_Short exercise_.
Retype the listing that follows, word for word.

[Collected data entries]
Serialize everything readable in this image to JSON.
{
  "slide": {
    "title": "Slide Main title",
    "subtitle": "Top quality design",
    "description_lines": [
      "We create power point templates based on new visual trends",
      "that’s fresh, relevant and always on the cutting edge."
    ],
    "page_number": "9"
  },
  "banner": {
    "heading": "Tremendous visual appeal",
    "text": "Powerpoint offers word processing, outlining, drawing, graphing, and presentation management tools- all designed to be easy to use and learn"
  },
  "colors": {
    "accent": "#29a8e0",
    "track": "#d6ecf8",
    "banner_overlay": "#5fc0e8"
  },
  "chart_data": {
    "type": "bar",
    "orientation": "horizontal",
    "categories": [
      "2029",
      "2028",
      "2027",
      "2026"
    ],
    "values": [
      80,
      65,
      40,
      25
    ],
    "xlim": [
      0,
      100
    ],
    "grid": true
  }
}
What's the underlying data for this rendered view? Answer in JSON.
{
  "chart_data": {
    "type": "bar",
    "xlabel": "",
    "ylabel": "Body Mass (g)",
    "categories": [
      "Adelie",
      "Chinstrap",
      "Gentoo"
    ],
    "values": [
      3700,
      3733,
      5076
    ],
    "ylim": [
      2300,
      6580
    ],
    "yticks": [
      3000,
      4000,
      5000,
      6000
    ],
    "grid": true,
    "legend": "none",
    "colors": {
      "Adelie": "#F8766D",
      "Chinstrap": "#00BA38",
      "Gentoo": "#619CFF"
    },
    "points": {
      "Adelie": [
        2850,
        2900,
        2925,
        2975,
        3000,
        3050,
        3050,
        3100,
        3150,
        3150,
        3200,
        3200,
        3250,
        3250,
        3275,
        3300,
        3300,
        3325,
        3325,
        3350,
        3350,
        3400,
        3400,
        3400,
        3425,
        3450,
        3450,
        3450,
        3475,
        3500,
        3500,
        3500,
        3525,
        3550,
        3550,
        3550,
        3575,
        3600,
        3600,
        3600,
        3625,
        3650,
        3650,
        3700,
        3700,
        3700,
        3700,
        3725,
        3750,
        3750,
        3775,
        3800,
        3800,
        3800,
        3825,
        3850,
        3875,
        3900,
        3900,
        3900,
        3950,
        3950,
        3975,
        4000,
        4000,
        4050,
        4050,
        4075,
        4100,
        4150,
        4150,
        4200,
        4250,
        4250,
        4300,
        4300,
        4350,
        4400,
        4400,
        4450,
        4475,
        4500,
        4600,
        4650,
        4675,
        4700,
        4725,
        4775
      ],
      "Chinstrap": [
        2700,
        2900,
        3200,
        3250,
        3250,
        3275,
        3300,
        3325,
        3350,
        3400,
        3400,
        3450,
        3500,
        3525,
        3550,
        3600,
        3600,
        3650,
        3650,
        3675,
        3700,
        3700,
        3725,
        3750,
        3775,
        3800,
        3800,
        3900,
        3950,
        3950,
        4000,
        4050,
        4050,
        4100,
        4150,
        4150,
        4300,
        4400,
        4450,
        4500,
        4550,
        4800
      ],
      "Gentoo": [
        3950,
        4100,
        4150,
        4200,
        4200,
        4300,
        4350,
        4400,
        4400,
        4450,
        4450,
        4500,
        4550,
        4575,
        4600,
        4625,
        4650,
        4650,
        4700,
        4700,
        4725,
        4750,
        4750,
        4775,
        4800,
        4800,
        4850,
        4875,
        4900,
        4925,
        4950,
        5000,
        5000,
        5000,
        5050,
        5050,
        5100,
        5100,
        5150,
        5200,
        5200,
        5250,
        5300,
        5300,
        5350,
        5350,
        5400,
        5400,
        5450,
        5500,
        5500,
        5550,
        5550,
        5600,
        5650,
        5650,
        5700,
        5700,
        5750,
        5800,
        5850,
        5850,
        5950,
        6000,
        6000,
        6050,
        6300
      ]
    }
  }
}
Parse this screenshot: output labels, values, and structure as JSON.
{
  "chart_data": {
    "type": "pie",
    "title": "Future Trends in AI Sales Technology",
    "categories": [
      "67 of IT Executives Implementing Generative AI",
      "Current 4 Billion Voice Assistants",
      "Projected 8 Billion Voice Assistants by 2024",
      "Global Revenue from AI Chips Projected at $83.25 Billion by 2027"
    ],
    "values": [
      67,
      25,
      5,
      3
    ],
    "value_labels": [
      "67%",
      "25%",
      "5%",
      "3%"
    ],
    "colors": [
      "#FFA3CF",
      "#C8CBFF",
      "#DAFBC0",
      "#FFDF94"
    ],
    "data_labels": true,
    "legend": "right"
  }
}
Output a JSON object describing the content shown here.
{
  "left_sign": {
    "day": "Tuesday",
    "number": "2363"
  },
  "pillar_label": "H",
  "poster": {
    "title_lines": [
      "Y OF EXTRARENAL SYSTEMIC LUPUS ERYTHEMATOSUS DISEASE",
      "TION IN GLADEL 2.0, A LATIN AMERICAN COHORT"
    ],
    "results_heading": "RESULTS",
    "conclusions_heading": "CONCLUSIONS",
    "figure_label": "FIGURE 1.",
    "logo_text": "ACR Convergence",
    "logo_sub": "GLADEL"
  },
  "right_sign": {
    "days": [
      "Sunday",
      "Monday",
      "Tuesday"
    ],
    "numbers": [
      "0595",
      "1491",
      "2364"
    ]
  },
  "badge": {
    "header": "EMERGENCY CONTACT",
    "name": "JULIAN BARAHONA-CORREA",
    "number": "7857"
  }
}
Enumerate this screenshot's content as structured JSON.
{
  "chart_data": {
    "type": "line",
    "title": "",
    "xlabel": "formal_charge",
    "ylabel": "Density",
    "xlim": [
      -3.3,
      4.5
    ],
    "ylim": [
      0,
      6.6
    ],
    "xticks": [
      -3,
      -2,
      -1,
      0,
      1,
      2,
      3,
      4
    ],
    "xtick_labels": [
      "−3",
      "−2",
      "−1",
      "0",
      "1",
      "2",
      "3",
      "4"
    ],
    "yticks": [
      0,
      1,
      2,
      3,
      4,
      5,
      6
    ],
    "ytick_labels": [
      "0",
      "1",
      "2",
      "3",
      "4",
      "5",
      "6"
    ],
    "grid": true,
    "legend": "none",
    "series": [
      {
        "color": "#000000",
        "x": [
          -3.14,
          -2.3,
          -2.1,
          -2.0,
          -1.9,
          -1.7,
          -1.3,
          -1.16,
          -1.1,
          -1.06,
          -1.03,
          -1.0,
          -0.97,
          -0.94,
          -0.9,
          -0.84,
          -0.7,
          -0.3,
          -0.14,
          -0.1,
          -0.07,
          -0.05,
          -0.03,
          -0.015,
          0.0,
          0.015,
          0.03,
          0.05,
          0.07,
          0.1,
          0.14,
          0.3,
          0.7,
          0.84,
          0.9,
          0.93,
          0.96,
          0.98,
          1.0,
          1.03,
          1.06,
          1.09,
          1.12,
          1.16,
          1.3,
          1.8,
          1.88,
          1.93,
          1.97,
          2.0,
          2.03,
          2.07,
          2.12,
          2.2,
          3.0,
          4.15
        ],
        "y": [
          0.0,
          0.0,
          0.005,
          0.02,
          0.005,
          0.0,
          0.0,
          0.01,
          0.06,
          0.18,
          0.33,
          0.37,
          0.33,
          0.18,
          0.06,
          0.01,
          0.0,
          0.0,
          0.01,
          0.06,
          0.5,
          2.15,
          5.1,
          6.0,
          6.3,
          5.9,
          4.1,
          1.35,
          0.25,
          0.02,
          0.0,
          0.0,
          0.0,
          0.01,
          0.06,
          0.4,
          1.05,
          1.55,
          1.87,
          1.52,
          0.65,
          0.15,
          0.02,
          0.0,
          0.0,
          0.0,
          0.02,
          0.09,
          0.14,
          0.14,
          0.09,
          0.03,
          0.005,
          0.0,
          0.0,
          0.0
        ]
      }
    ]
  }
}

_The response_.
Serialize everything readable in this image to JSON.
{
  "slide": {
    "title": "Slide Main title",
    "subtitle": "Top quality design",
    "description_lines": [
      "We create power point templates based on new visual trends",
      "that’s fresh, relevant and always on the cutting edge."
    ],
    "page_number": "9"
  },
  "banner": {
    "heading": "Tremendous visual appeal",
    "text": "Powerpoint offers word processing, outlining, drawing, graphing, and presentation management tools- all designed to be easy to use and learn"
  },
  "colors": {
    "accent": "#29a8e0",
    "track": "#d6ecf8",
    "banner_overlay": "#5fc0e8"
  },
  "chart_data": {
    "type": "bar",
    "orientation": "horizontal",
    "categories": [
      "2029",
      "2028",
      "2027",
      "2026"
    ],
    "values": [
      80,
      65,
      40,
      25
    ],
    "xlim": [
      0,
      100
    ],
    "grid": true
  }
}
What's the underlying data for this rendered view? Answer in JSON.
{
  "chart_data": {
    "type": "bar",
    "xlabel": "",
    "ylabel": "Body Mass (g)",
    "categories": [
      "Adelie",
      "Chinstrap",
      "Gentoo"
    ],
    "values": [
      3700,
      3733,
      5076
    ],
    "ylim": [
      2300,
      6580
    ],
    "yticks": [
      3000,
      4000,
      5000,
      6000
    ],
    "grid": true,
    "legend": "none",
    "colors": {
      "Adelie": "#F8766D",
      "Chinstrap": "#00BA38",
      "Gentoo": "#619CFF"
    },
    "points": {
      "Adelie": [
        2850,
        2900,
        2925,
        2975,
        3000,
        3050,
        3050,
        3100,
        3150,
        3150,
        3200,
        3200,
        3250,
        3250,
        3275,
        3300,
        3300,
        3325,
        3325,
        3350,
        3350,
        3400,
        3400,
        3400,
        3425,
        3450,
        3450,
        3450,
        3475,
        3500,
        3500,
        3500,
        3525,
        3550,
        3550,
        3550,
        3575,
        3600,
        3600,
        3600,
        3625,
        3650,
        3650,
        3700,
        3700,
        3700,
        3700,
        3725,
        3750,
        3750,
        3775,
        3800,
        3800,
        3800,
        3825,
        3850,
        3875,
        3900,
        3900,
        3900,
        3950,
        3950,
        3975,
        4000,
        4000,
        4050,
        4050,
        4075,
        4100,
        4150,
        4150,
        4200,
        4250,
        4250,
        4300,
        4300,
        4350,
        4400,
        4400,
        4450,
        4475,
        4500,
        4600,
        4650,
        4675,
        4700,
        4725,
        4775
      ],
      "Chinstrap": [
        2700,
        2900,
        3200,
        3250,
        3250,
        3275,
        3300,
        3325,
        3350,
        3400,
        3400,
        3450,
        3500,
        3525,
        3550,
        3600,
        3600,
        3650,
        3650,
        3675,
        3700,
        3700,
        3725,
        3750,
        3775,
        3800,
        3800,
        3900,
        3950,
        3950,
        4000,
        4050,
        4050,
        4100,
        4150,
        4150,
        4300,
        4400,
        4450,
        4500,
        4550,
        4800
      ],
      "Gentoo": [
        3950,
        4100,
        4150,
        4200,
        4200,
        4300,
        4350,
        4400,
        4400,
        4450,
        4450,
        4500,
        4550,
        4575,
        4600,
        4625,
        4650,
        4650,
        4700,
        4700,
        4725,
        4750,
        4750,
        4775,
        4800,
        4800,
        4850,
        4875,
        4900,
        4925,
        4950,
        5000,
        5000,
        5000,
        5050,
        5050,
        5100,
        5100,
        5150,
        5200,
        5200,
        5250,
        5300,
        5300,
        5350,
        5350,
        5400,
        5400,
        5450,
        5500,
        5500,
        5550,
        5550,
        5600,
        5650,
        5650,
        5700,
        5700,
        5750,
        5800,
        5850,
        5850,
        5950,
        6000,
        6000,
        6050,
        6300
      ]
    }
  }
}
Parse this screenshot: output labels, values, and structure as JSON.
{
  "chart_data": {
    "type": "pie",
    "title": "Future Trends in AI Sales Technology",
    "categories": [
      "67 of IT Executives Implementing Generative AI",
      "Current 4 Billion Voice Assistants",
      "Projected 8 Billion Voice Assistants by 2024",
      "Global Revenue from AI Chips Projected at $83.25 Billion by 2027"
    ],
    "values": [
      67,
      25,
      5,
      3
    ],
    "value_labels": [
      "67%",
      "25%",
      "5%",
      "3%"
    ],
    "colors": [
      "#FFA3CF",
      "#C8CBFF",
      "#DAFBC0",
      "#FFDF94"
    ],
    "data_labels": true,
    "legend": "right"
  }
}
Output a JSON object describing the content shown here.
{
  "left_sign": {
    "day": "Tuesday",
    "number": "2363"
  },
  "pillar_label": "H",
  "poster": {
    "title_lines": [
      "Y OF EXTRARENAL SYSTEMIC LUPUS ERYTHEMATOSUS DISEASE",
      "TION IN GLADEL 2.0, A LATIN AMERICAN COHORT"
    ],
    "results_heading": "RESULTS",
    "conclusions_heading": "CONCLUSIONS",
    "figure_label": "FIGURE 1.",
    "logo_text": "ACR Convergence",
    "logo_sub": "GLADEL"
  },
  "right_sign": {
    "days": [
      "Sunday",
      "Monday",
      "Tuesday"
    ],
    "numbers": [
      "0595",
      "1491",
      "2364"
    ]
  },
  "badge": {
    "header": "EMERGENCY CONTACT",
    "name": "JULIAN BARAHONA-CORREA",
    "number": "7857"
  }
}
Enumerate this screenshot's content as structured JSON.
{
  "chart_data": {
    "type": "line",
    "title": "",
    "xlabel": "formal_charge",
    "ylabel": "Density",
    "xlim": [
      -3.3,
      4.5
    ],
    "ylim": [
      0,
      6.6
    ],
    "xticks": [
      -3,
      -2,
      -1,
      0,
      1,
      2,
      3,
      4
    ],
    "xtick_labels": [
      "−3",
      "−2",
      "−1",
      "0",
      "1",
      "2",
      "3",
      "4"
    ],
    "yticks": [
      0,
      1,
      2,
      3,
      4,
      5,
      6
    ],
    "ytick_labels": [
      "0",
      "1",
      "2",
      "3",
      "4",
      "5",
      "6"
    ],
    "grid": true,
    "legend": "none",
    "series": [
      {
        "color": "#000000",
        "x": [
          -3.14,
          -2.3,
          -2.1,
          -2.0,
          -1.9,
          -1.7,
          -1.3,
          -1.16,
          -1.1,
          -1.06,
          -1.03,
          -1.0,
          -0.97,
          -0.94,
          -0.9,
          -0.84,
          -0.7,
          -0.3,
          -0.14,
          -0.1,
          -0.07,
          -0.05,
          -0.03,
          -0.015,
          0.0,
          0.015,
          0.03,
          0.05,
          0.07,
          0.1,
          0.14,
          0.3,
          0.7,
          0.84,
          0.9,
          0.93,
          0.96,
          0.98,
          1.0,
          1.03,
          1.06,
          1.09,
          1.12,
          1.16,
          1.3,
          1.8,
          1.88,
          1.93,
          1.97,
          2.0,
          2.03,
          2.07,
          2.12,
          2.2,
          3.0,
          4.15
        ],
        "y": [
          0.0,
          0.0,
          0.005,
          0.02,
          0.005,
          0.0,
          0.0,
          0.01,
          0.06,
          0.18,
          0.33,
          0.37,
          0.33,
          0.18,
          0.06,
          0.01,
          0.0,
          0.0,
          0.01,
          0.06,
          0.5,
          2.15,
          5.1,
          6.0,
          6.3,
          5.9,
          4.1,
          1.35,
          0.25,
          0.02,
          0.0,
          0.0,
          0.0,
          0.01,
          0.06,
          0.4,
          1.05,
          1.55,
          1.87,
          1.52,
          0.65,
          0.15,
          0.02,
          0.0,
          0.0,
          0.0,
          0.02,
          0.09,
          0.14,
          0.14,
          0.09,
          0.03,
          0.005,
          0.0,
          0.0,
          0.0
        ]
      }
    ]
  }
}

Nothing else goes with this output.